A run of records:

━━━━━━━━━━━━━━━━━━━━

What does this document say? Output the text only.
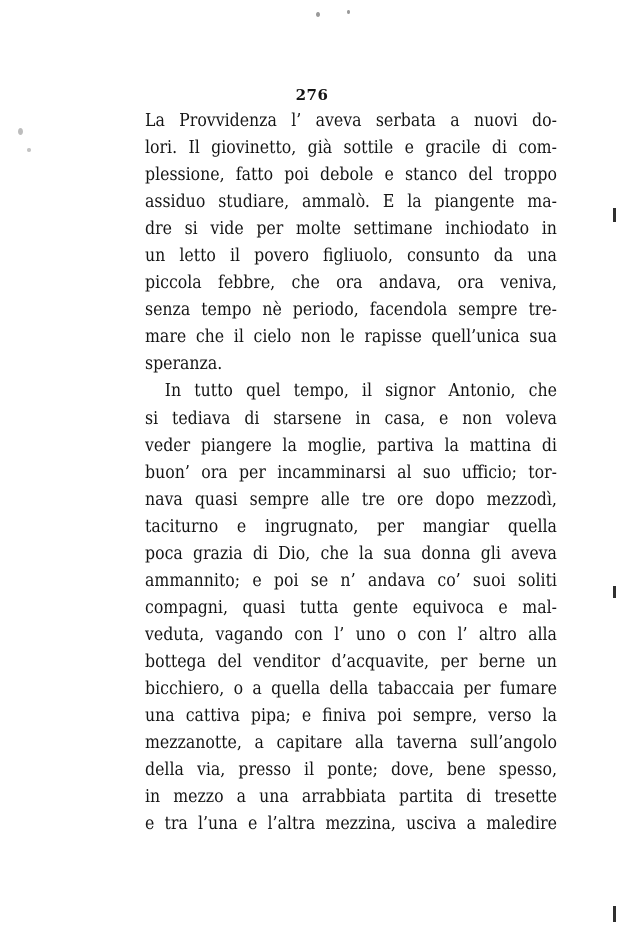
276
La Provvidenza l’ aveva serbata a nuovi do-
lori. Il giovinetto, già sottile e gracile di com-
plessione, fatto poi debole e stanco del troppo
assiduo studiare, ammalò. E la piangente ma-
dre si vide per molte settimane inchiodato in
un letto il povero figliuolo, consunto da una
piccola febbre, che ora andava, ora veniva,
senza tempo nè periodo, facendola sempre tre-
mare che il cielo non le rapisse quell’unica sua
speranza.
In tutto quel tempo, il signor Antonio, che
si tediava di starsene in casa, e non voleva
veder piangere la moglie, partiva la mattina di
buon’ ora per incamminarsi al suo ufficio; tor-
nava quasi sempre alle tre ore dopo mezzodì,
taciturno e ingrugnato, per mangiar quella
poca grazia di Dio, che la sua donna gli aveva
ammannito; e poi se n’ andava co’ suoi soliti
compagni, quasi tutta gente equivoca e mal-
veduta, vagando con l’ uno o con l’ altro alla
bottega del venditor d’acquavite, per berne un
bicchiero, o a quella della tabaccaia per fumare
una cattiva pipa; e finiva poi sempre, verso la
mezzanotte, a capitare alla taverna sull’angolo
della via, presso il ponte; dove, bene spesso,
in mezzo a una arrabbiata partita di tresette
e tra l’una e l’altra mezzina, usciva a maledire
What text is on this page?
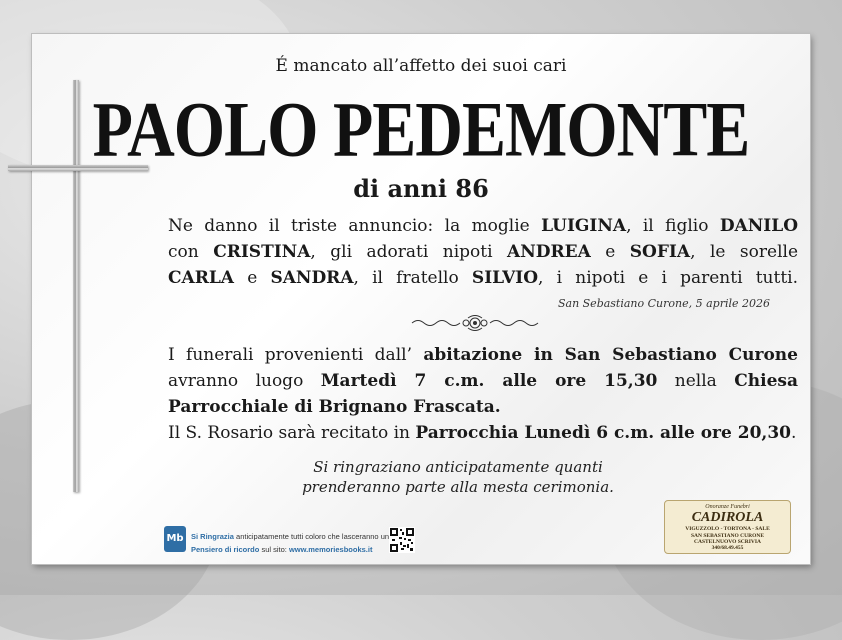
É mancato all’affetto dei suoi cari
PAOLO PEDEMONTE
di anni 86
Ne danno il triste annuncio: la moglie LUIGINA, il figlio DANILO
con CRISTINA, gli adorati nipoti ANDREA e SOFIA, le sorelle
CARLA e SANDRA, il fratello SILVIO, i nipoti e i parenti tutti.
San Sebastiano Curone, 5 aprile 2026
I funerali provenienti dall’ abitazione in San Sebastiano Curone
avranno luogo Martedì 7 c.m. alle ore 15,30 nella Chiesa
Parrocchiale di Brignano Frascata.
Il S. Rosario sarà recitato in Parrocchia Lunedì 6 c.m. alle ore 20,30.
Si ringraziano anticipatamente quanti
prenderanno parte alla mesta cerimonia.
Mb Si Ringrazia anticipatamente tutti coloro che lasceranno un
Pensiero di ricordo sul sito: www.memoriesbooks.it
Onoranze Funebri
CADIROLA
VIGUZZOLO - TORTONA - SALE
SAN SEBASTIANO CURONE
CASTELNUOVO SCRIVIA
340/68.49.455
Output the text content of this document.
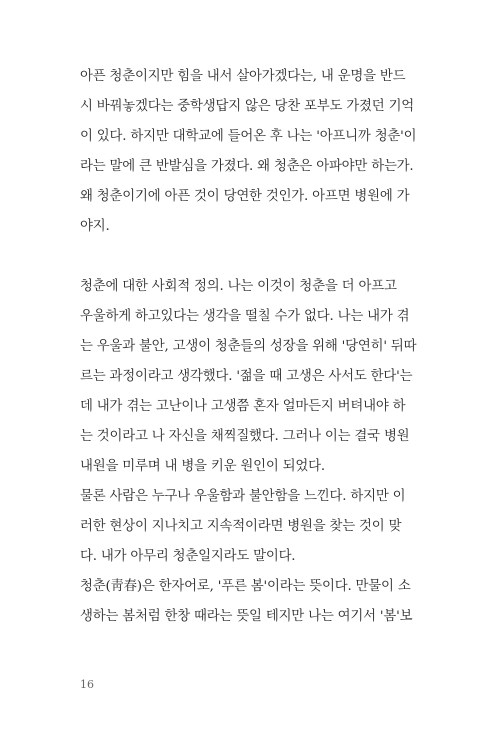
아픈 청춘이지만 힘을 내서 살아가겠다는, 내 운명을 반드
시 바꿔놓겠다는 중학생답지 않은 당찬 포부도 가졌던 기억
이 있다. 하지만 대학교에 들어온 후 나는 '아프니까 청춘'이
라는 말에 큰 반발심을 가졌다. 왜 청춘은 아파야만 하는가.
왜 청춘이기에 아픈 것이 당연한 것인가. 아프면 병원에 가
야지.
청춘에 대한 사회적 정의. 나는 이것이 청춘을 더 아프고
우울하게 하고있다는 생각을 떨칠 수가 없다. 나는 내가 겪
는 우울과 불안, 고생이 청춘들의 성장을 위해 '당연히' 뒤따
르는 과정이라고 생각했다. '젊을 때 고생은 사서도 한다'는
데 내가 겪는 고난이나 고생쯤 혼자 얼마든지 버텨내야 하
는 것이라고 나 자신을 채찍질했다. 그러나 이는 결국 병원
내원을 미루며 내 병을 키운 원인이 되었다.
물론 사람은 누구나 우울함과 불안함을 느낀다. 하지만 이
러한 현상이 지나치고 지속적이라면 병원을 찾는 것이 맞
다. 내가 아무리 청춘일지라도 말이다.
청춘(靑春)은 한자어로, '푸른 봄'이라는 뜻이다. 만물이 소
생하는 봄처럼 한창 때라는 뜻일 테지만 나는 여기서 '봄'보
16
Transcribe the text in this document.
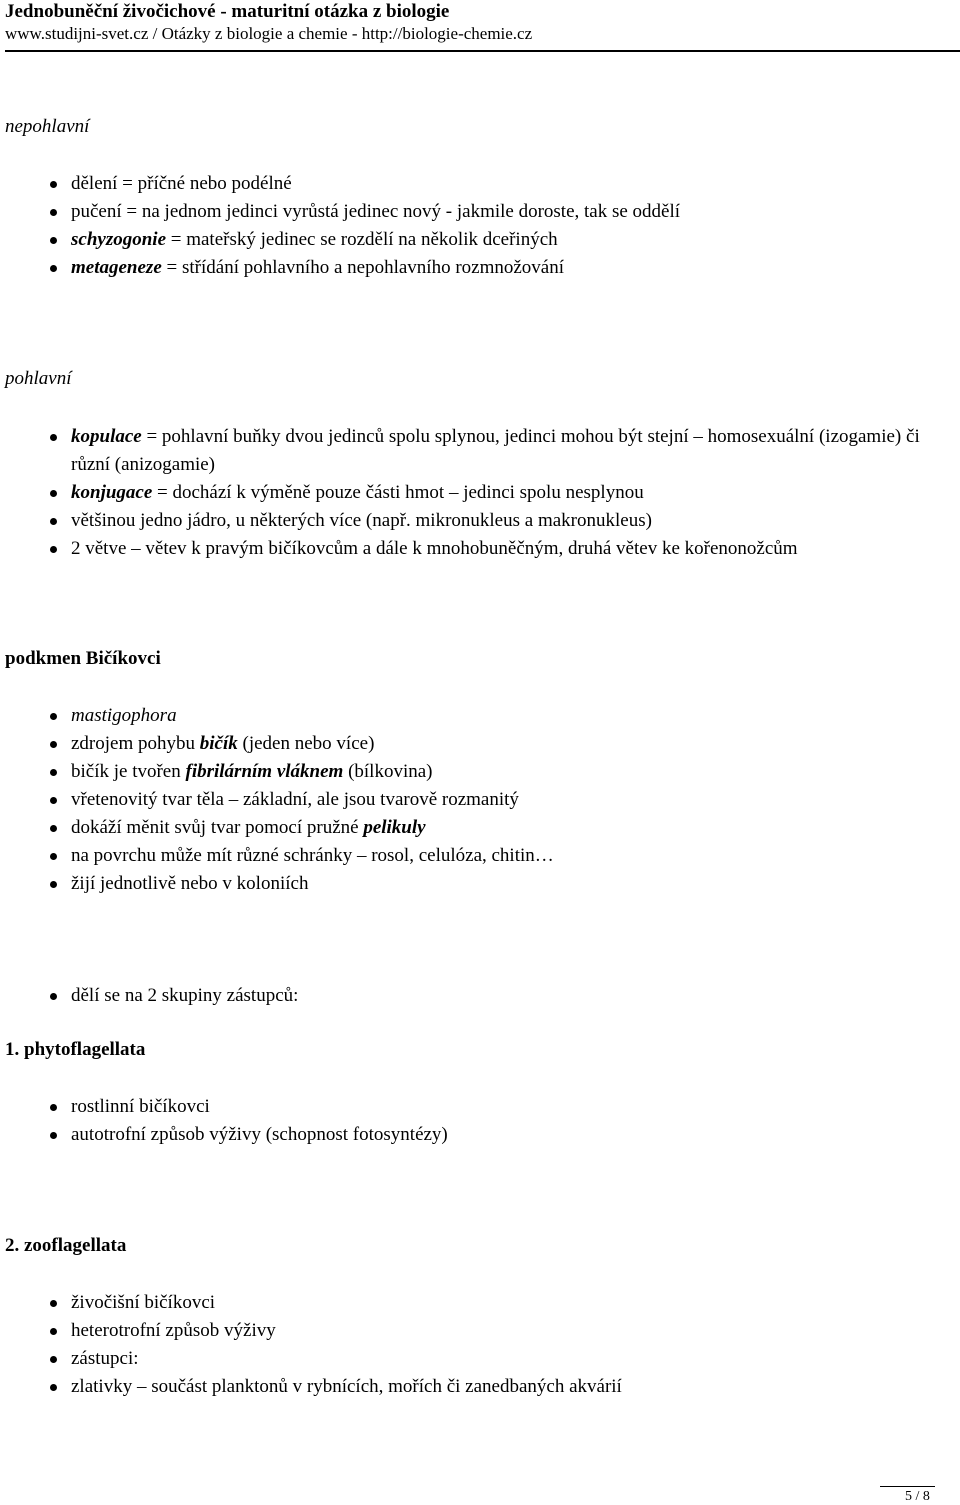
Jednobuněční živočichové - maturitní otázka z biologie
www.studijni-svet.cz / Otázky z biologie a chemie - http://biologie-chemie.cz
nepohlavní
dělení = příčné nebo podélné
pučení = na jednom jedinci vyrůstá jedinec nový - jakmile doroste, tak se oddělí
schyzogonie = mateřský jedinec se rozdělí na několik dceřiných
metageneze = střídání pohlavního a nepohlavního rozmnožování
pohlavní
kopulace = pohlavní buňky dvou jedinců spolu splynou, jedinci mohou být stejní – homosexuální (izogamie) či různí (anizogamie)
konjugace = dochází k výměně pouze části hmot – jedinci spolu nesplynou
většinou jedno jádro, u některých více (např. mikronukleus a makronukleus)
2 větve – větev k pravým bičíkovcům a dále k mnohobuněčným, druhá větev ke kořenonožcům
podkmen Bičíkovci
mastigophora
zdrojem pohybu bičík (jeden nebo více)
bičík je tvořen fibrilárním vláknem (bílkovina)
vřetenovitý tvar těla – základní, ale jsou tvarově rozmanitý
dokáží měnit svůj tvar pomocí pružné pelikuly
na povrchu může mít různé schránky – rosol, celulóza, chitin…
žijí jednotlivě nebo v koloniích
dělí se na 2 skupiny zástupců:
1. phytoflagellata
rostlinní bičíkovci
autotrofní způsob výživy (schopnost fotosyntézy)
2. zooflagellata
živočišní bičíkovci
heterotrofní způsob výživy
zástupci:
zlativky – součást planktonů v rybnících, mořích či zanedbaných akvárií
5 / 8
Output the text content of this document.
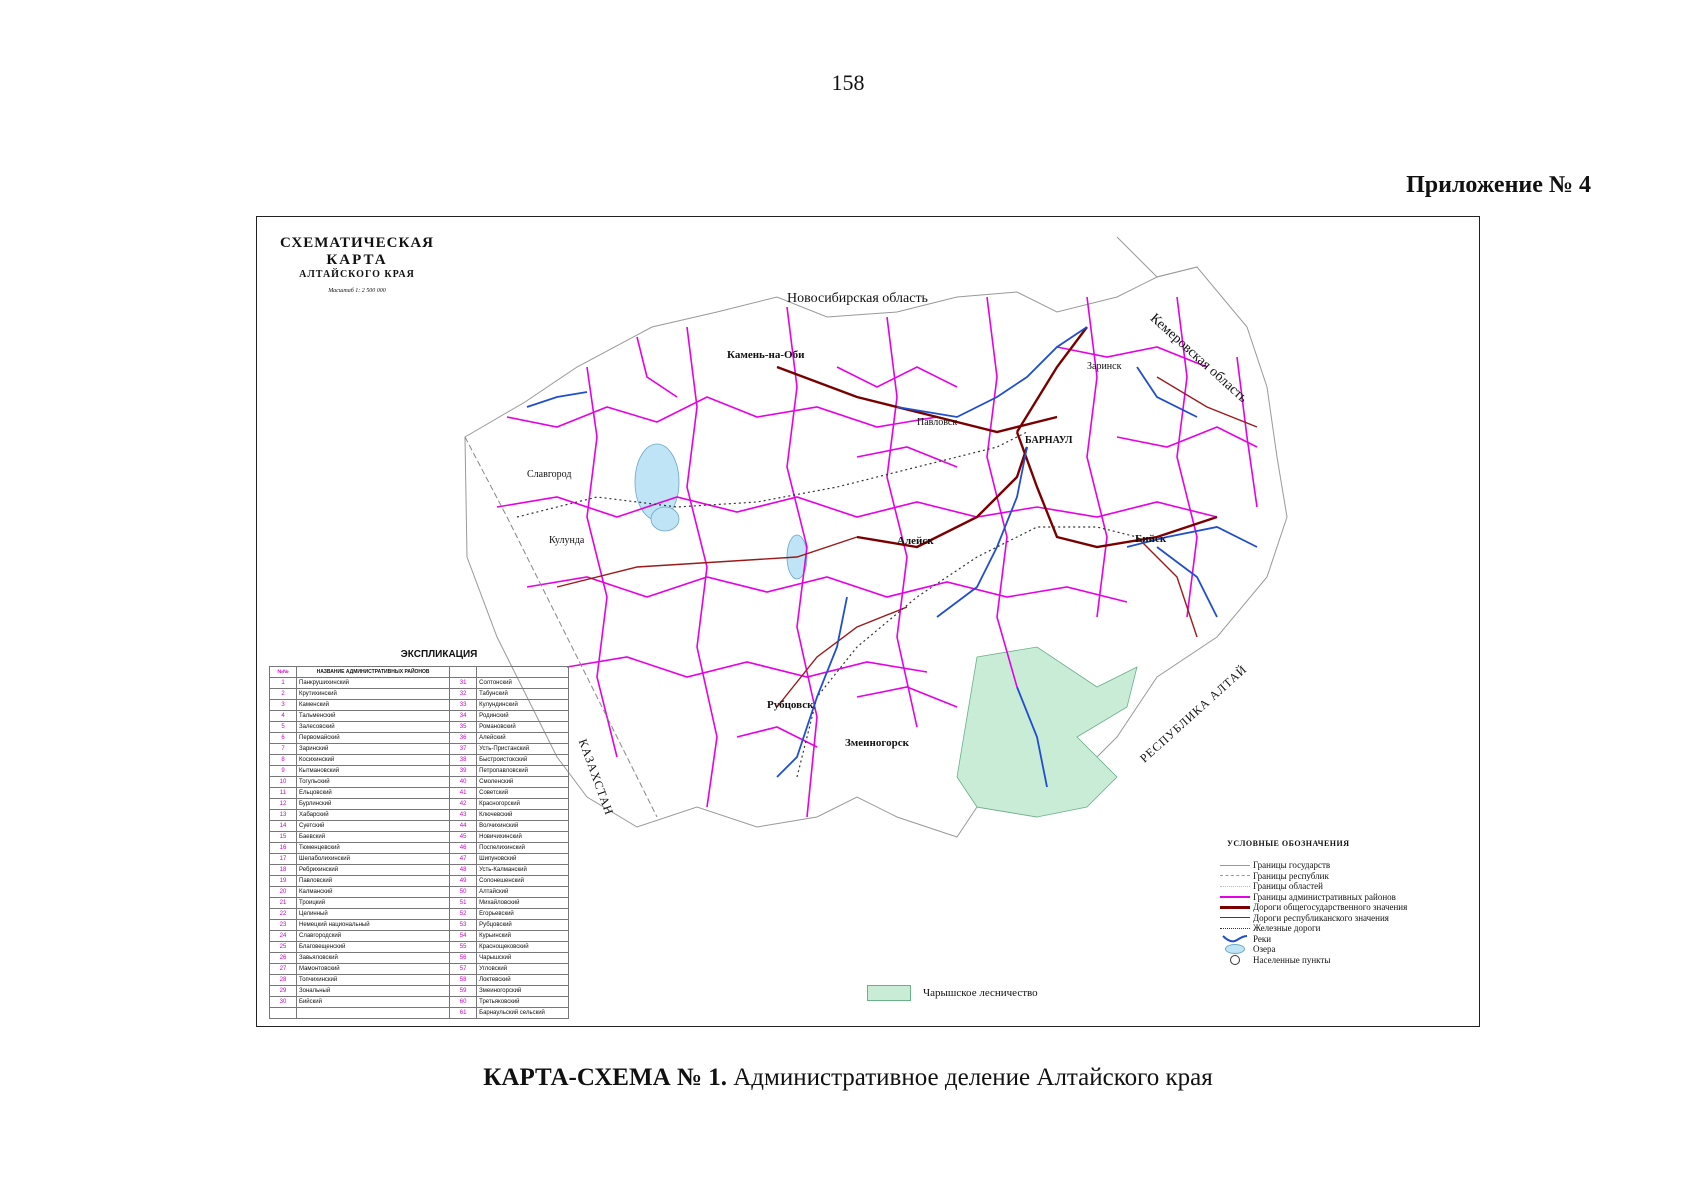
158
Приложение № 4
СХЕМАТИЧЕСКАЯ
КАРТА
АЛТАЙСКОГО КРАЯ
Масштаб 1: 2 500 000	Новосибирская область
Кемеровская область
РЕСПУБЛИКА АЛТАЙ
КАЗАХСТАН
БАРНАУЛ
Бийск
Рубцовск
Алейск
Камень-на-Оби
Змеиногорск
Славгород
Заринск
Павловск
Кулунда
ЭКСПЛИКАЦИЯ
№№	НАЗВАНИЕ АДМИНИСТРАТИВНЫХ РАЙОНОВ		
1	Панкрушихинский	31	Солтонский
2	Крутихинский	32	Табунский
3	Каменский	33	Кулундинский
4	Тальменский	34	Родинский
5	Залесовский	35	Романовский
6	Первомайский	36	Алейский
7	Заринский	37	Усть-Пристанский
8	Косихинский	38	Быстроистокский
9	Кытмановский	39	Петропавловский
10	Тогульский	40	Смоленский
11	Ельцовский	41	Советский
12	Бурлинский	42	Красногорский
13	Хабарский	43	Ключевский
14	Суетский	44	Волчихинский
15	Баевский	45	Новичихинский
16	Тюменцевский	46	Поспелихинский
17	Шелаболихинский	47	Шипуновский
18	Ребрихинский	48	Усть-Калманский
19	Павловский	49	Солонешенский
20	Калманский	50	Алтайский
21	Троицкий	51	Михайловский
22	Целинный	52	Егорьевский
23	Немецкий национальный	53	Рубцовский
24	Славгородский	54	Курьинский
25	Благовещенский	55	Краснощековский
26	Завьяловский	56	Чарышский
27	Мамонтовский	57	Угловский
28	Топчихинский	58	Локтевский
29	Зональный	59	Змеиногорский
30	Бийский	60	Третьяковский
		61	Барнаульский сельский
Чарышское лесничество
УСЛОВНЫЕ ОБОЗНАЧЕНИЯ
Границы государств
Границы республик
Границы областей
Границы административных районов
Дороги общегосударственного значения
Дороги республиканского значения
Железные дороги
Реки
Озера
Населенные пункты
КАРТА-СХЕМА № 1. Административное деление Алтайского края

━━━━━━━━━━━━━━━━━━━━

→ **Do this**:
Transcribe every record above exactly as written, leaving out any pictures.

→ **Result of this exercise**:
What does this document say? Output the text only.
276
La Provvidenza l’ aveva serbata a nuovi do-
lori. Il giovinetto, già sottile e gracile di com-
plessione, fatto poi debole e stanco del troppo
assiduo studiare, ammalò. E la piangente ma-
dre si vide per molte settimane inchiodato in
un letto il povero figliuolo, consunto da una
piccola febbre, che ora andava, ora veniva,
senza tempo nè periodo, facendola sempre tre-
mare che il cielo non le rapisse quell’unica sua
speranza.
In tutto quel tempo, il signor Antonio, che
si tediava di starsene in casa, e non voleva
veder piangere la moglie, partiva la mattina di
buon’ ora per incamminarsi al suo ufficio; tor-
nava quasi sempre alle tre ore dopo mezzodì,
taciturno e ingrugnato, per mangiar quella
poca grazia di Dio, che la sua donna gli aveva
ammannito; e poi se n’ andava co’ suoi soliti
compagni, quasi tutta gente equivoca e mal-
veduta, vagando con l’ uno o con l’ altro alla
bottega del venditor d’acquavite, per berne un
bicchiero, o a quella della tabaccaia per fumare
una cattiva pipa; e finiva poi sempre, verso la
mezzanotte, a capitare alla taverna sull’angolo
della via, presso il ponte; dove, bene spesso,
in mezzo a una arrabbiata partita di tresette
e tra l’una e l’altra mezzina, usciva a maledire
What text is on this page?
É mancato all’affetto dei suoi cari
PAOLO PEDEMONTE
di anni 86
Ne danno il triste annuncio: la moglie LUIGINA, il figlio DANILO
con CRISTINA, gli adorati nipoti ANDREA e SOFIA, le sorelle
CARLA e SANDRA, il fratello SILVIO, i nipoti e i parenti tutti.
San Sebastiano Curone, 5 aprile 2026
I funerali provenienti dall’ abitazione in San Sebastiano Curone
avranno luogo Martedì 7 c.m. alle ore 15,30 nella Chiesa
Parrocchiale di Brignano Frascata.
Il S. Rosario sarà recitato in Parrocchia Lunedì 6 c.m. alle ore 20,30.
Si ringraziano anticipatamente quanti
prenderanno parte alla mesta cerimonia.
Mb Si Ringrazia anticipatamente tutti coloro che lasceranno un
Pensiero di ricordo sul sito: www.memoriesbooks.it
Onoranze Funebri
CADIROLA
VIGUZZOLO - TORTONA - SALE
SAN SEBASTIANO CURONE
CASTELNUOVO SCRIVIA
340/68.49.455
Output the text content of this document.
아픈 청춘이지만 힘을 내서 살아가겠다는, 내 운명을 반드
시 바꿔놓겠다는 중학생답지 않은 당찬 포부도 가졌던 기억
이 있다. 하지만 대학교에 들어온 후 나는 '아프니까 청춘'이
라는 말에 큰 반발심을 가졌다. 왜 청춘은 아파야만 하는가.
왜 청춘이기에 아픈 것이 당연한 것인가. 아프면 병원에 가
야지.
청춘에 대한 사회적 정의. 나는 이것이 청춘을 더 아프고
우울하게 하고있다는 생각을 떨칠 수가 없다. 나는 내가 겪
는 우울과 불안, 고생이 청춘들의 성장을 위해 '당연히' 뒤따
르는 과정이라고 생각했다. '젊을 때 고생은 사서도 한다'는
데 내가 겪는 고난이나 고생쯤 혼자 얼마든지 버텨내야 하
는 것이라고 나 자신을 채찍질했다. 그러나 이는 결국 병원
내원을 미루며 내 병을 키운 원인이 되었다.
물론 사람은 누구나 우울함과 불안함을 느낀다. 하지만 이
러한 현상이 지나치고 지속적이라면 병원을 찾는 것이 맞
다. 내가 아무리 청춘일지라도 말이다.
청춘(靑春)은 한자어로, '푸른 봄'이라는 뜻이다. 만물이 소
생하는 봄처럼 한창 때라는 뜻일 테지만 나는 여기서 '봄'보
16
Transcribe the text in this document.
Jednobuněční živočichové - maturitní otázka z biologie
www.studijni-svet.cz / Otázky z biologie a chemie - http://biologie-chemie.cz
nepohlavní
dělení = příčné nebo podélné
pučení = na jednom jedinci vyrůstá jedinec nový - jakmile doroste, tak se oddělí
schyzogonie = mateřský jedinec se rozdělí na několik dceřiných
metageneze = střídání pohlavního a nepohlavního rozmnožování
pohlavní
kopulace = pohlavní buňky dvou jedinců spolu splynou, jedinci mohou být stejní – homosexuální (izogamie) či různí (anizogamie)
konjugace = dochází k výměně pouze části hmot – jedinci spolu nesplynou
většinou jedno jádro, u některých více (např. mikronukleus a makronukleus)
2 větve – větev k pravým bičíkovcům a dále k mnohobuněčným, druhá větev ke kořenonožcům
podkmen Bičíkovci
mastigophora
zdrojem pohybu bičík (jeden nebo více)
bičík je tvořen fibrilárním vláknem (bílkovina)
vřetenovitý tvar těla – základní, ale jsou tvarově rozmanitý
dokáží měnit svůj tvar pomocí pružné pelikuly
na povrchu může mít různé schránky – rosol, celulóza, chitin…
žijí jednotlivě nebo v koloniích
dělí se na 2 skupiny zástupců:
1. phytoflagellata
rostlinní bičíkovci
autotrofní způsob výživy (schopnost fotosyntézy)
2. zooflagellata
živočišní bičíkovci
heterotrofní způsob výživy
zástupci:
zlativky – součást planktonů v rybnících, mořích či zanedbaných akvárií
5 / 8
Output the text content of this document.
158
Приложение № 4
СХЕМАТИЧЕСКАЯ
КАРТА
АЛТАЙСКОГО КРАЯ
Масштаб 1: 2 500 000	Новосибирская область
Кемеровская область
РЕСПУБЛИКА АЛТАЙ
КАЗАХСТАН
БАРНАУЛ
Бийск
Рубцовск
Алейск
Камень-на-Оби
Змеиногорск
Славгород
Заринск
Павловск
Кулунда
ЭКСПЛИКАЦИЯ
№№	НАЗВАНИЕ АДМИНИСТРАТИВНЫХ РАЙОНОВ		
1	Панкрушихинский	31	Солтонский
2	Крутихинский	32	Табунский
3	Каменский	33	Кулундинский
4	Тальменский	34	Родинский
5	Залесовский	35	Романовский
6	Первомайский	36	Алейский
7	Заринский	37	Усть-Пристанский
8	Косихинский	38	Быстроистокский
9	Кытмановский	39	Петропавловский
10	Тогульский	40	Смоленский
11	Ельцовский	41	Советский
12	Бурлинский	42	Красногорский
13	Хабарский	43	Ключевский
14	Суетский	44	Волчихинский
15	Баевский	45	Новичихинский
16	Тюменцевский	46	Поспелихинский
17	Шелаболихинский	47	Шипуновский
18	Ребрихинский	48	Усть-Калманский
19	Павловский	49	Солонешенский
20	Калманский	50	Алтайский
21	Троицкий	51	Михайловский
22	Целинный	52	Егорьевский
23	Немецкий национальный	53	Рубцовский
24	Славгородский	54	Курьинский
25	Благовещенский	55	Краснощековский
26	Завьяловский	56	Чарышский
27	Мамонтовский	57	Угловский
28	Топчихинский	58	Локтевский
29	Зональный	59	Змеиногорский
30	Бийский	60	Третьяковский
		61	Барнаульский сельский
Чарышское лесничество
УСЛОВНЫЕ ОБОЗНАЧЕНИЯ
Границы государств
Границы республик
Границы областей
Границы административных районов
Дороги общегосударственного значения
Дороги республиканского значения
Железные дороги
Реки
Озера
Населенные пункты
КАРТА-СХЕМА № 1. Административное деление Алтайского края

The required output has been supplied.